» Recorded data

....

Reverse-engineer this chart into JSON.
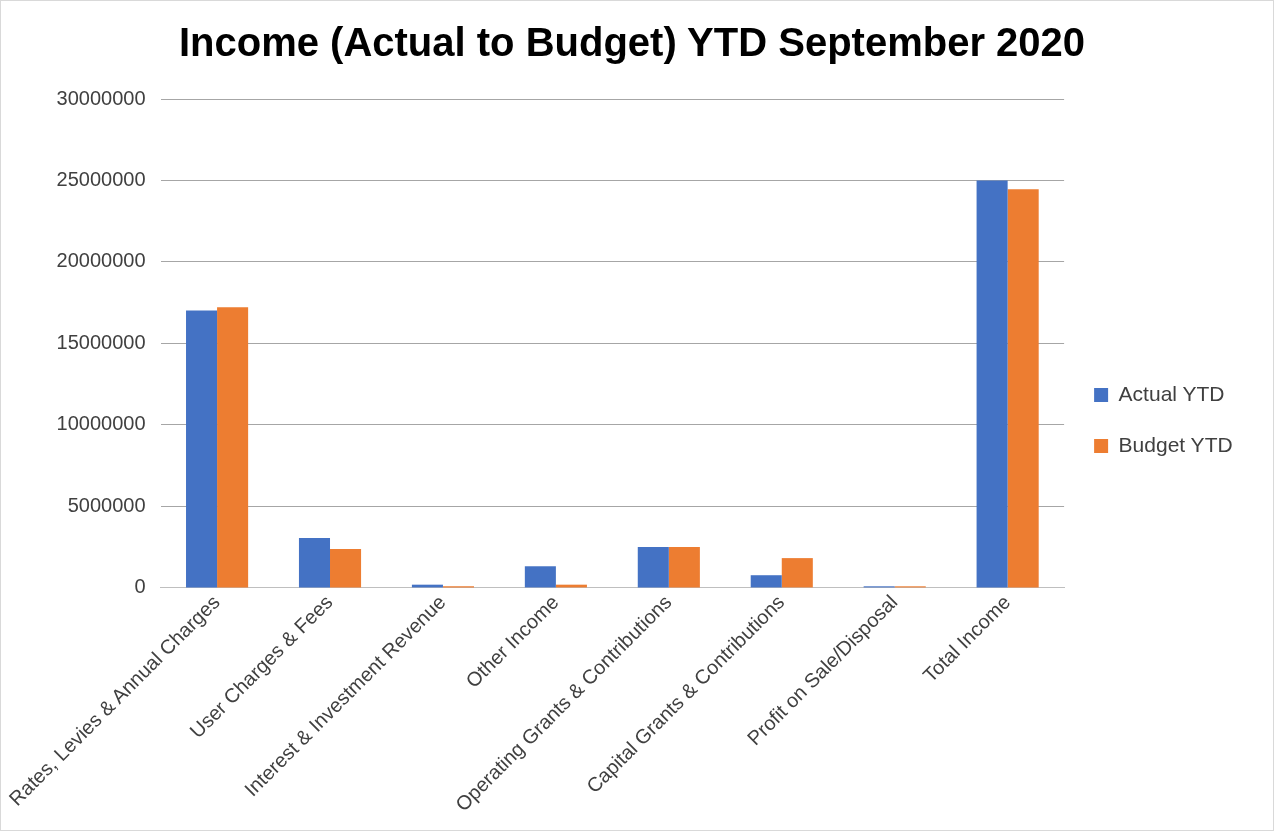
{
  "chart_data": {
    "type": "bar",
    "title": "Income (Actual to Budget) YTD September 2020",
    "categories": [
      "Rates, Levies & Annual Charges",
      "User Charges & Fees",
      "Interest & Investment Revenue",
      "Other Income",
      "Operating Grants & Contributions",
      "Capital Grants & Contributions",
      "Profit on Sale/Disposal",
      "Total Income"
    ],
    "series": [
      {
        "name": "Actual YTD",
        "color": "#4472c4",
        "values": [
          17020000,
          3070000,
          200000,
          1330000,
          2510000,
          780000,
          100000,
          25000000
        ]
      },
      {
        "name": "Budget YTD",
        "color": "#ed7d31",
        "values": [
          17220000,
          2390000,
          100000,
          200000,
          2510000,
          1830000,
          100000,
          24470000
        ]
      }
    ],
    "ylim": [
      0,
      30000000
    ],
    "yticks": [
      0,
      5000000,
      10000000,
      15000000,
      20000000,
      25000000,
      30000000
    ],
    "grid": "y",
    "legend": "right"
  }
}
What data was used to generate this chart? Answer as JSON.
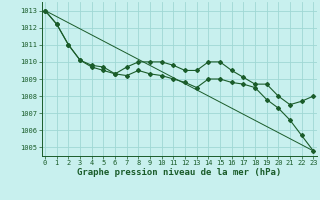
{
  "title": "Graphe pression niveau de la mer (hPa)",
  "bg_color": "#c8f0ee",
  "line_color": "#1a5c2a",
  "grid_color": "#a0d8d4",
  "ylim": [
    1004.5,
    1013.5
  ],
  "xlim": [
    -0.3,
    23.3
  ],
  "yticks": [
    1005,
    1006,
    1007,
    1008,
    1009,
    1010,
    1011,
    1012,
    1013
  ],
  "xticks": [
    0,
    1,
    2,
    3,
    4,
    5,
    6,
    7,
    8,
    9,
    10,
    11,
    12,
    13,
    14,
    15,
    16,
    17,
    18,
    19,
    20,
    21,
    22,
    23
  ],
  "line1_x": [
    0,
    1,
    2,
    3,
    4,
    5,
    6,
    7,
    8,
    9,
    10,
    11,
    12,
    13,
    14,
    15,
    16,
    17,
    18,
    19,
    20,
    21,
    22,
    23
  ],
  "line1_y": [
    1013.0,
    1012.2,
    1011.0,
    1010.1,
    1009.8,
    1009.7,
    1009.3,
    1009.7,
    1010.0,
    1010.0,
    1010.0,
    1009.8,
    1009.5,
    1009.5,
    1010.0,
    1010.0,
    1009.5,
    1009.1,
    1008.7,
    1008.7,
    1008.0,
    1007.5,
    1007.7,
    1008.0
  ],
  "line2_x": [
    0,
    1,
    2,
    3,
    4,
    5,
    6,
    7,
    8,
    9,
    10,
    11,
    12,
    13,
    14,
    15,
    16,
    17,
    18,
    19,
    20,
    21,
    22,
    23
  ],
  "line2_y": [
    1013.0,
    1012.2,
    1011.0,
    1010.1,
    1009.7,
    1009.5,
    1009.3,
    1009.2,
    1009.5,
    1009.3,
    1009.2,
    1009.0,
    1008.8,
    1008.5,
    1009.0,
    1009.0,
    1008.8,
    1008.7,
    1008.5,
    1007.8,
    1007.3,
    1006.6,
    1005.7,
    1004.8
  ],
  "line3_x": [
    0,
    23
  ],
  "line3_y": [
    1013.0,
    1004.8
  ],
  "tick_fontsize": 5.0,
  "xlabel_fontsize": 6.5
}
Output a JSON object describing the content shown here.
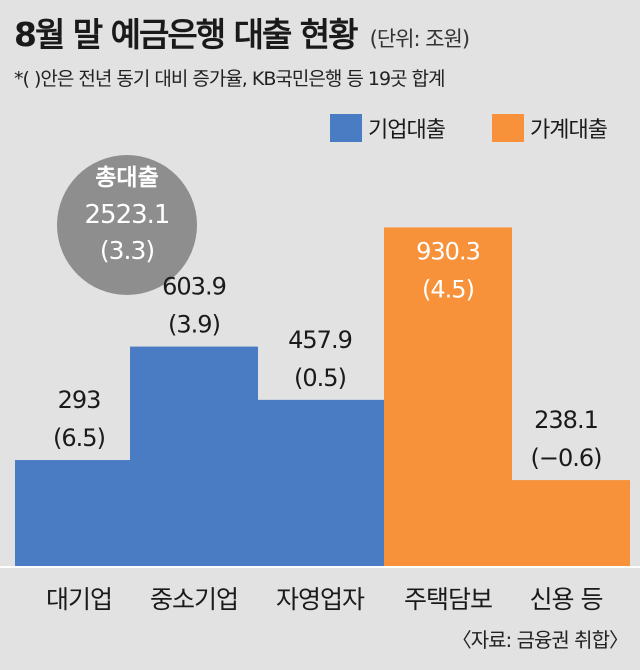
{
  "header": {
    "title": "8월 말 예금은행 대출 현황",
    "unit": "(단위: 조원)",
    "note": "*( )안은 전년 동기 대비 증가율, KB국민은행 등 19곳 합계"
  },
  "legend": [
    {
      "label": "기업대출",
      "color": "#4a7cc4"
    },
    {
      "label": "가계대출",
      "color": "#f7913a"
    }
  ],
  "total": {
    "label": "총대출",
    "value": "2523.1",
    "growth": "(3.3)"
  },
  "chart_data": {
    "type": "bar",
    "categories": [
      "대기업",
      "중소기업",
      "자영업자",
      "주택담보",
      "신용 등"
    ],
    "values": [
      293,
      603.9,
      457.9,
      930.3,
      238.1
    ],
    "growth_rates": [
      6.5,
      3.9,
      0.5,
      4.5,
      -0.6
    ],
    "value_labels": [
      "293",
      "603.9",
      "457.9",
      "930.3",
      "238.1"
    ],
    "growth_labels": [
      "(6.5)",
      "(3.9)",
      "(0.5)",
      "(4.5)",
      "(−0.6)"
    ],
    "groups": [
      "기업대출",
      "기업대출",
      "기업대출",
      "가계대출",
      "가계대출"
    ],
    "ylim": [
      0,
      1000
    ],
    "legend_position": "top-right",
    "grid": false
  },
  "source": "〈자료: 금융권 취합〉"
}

....

Copy out every line from the material above in which the word "Actual" appears.

» Result of the task
    "title": "Income (Actual to Budget) YTD September 2020",
        "name": "Actual YTD",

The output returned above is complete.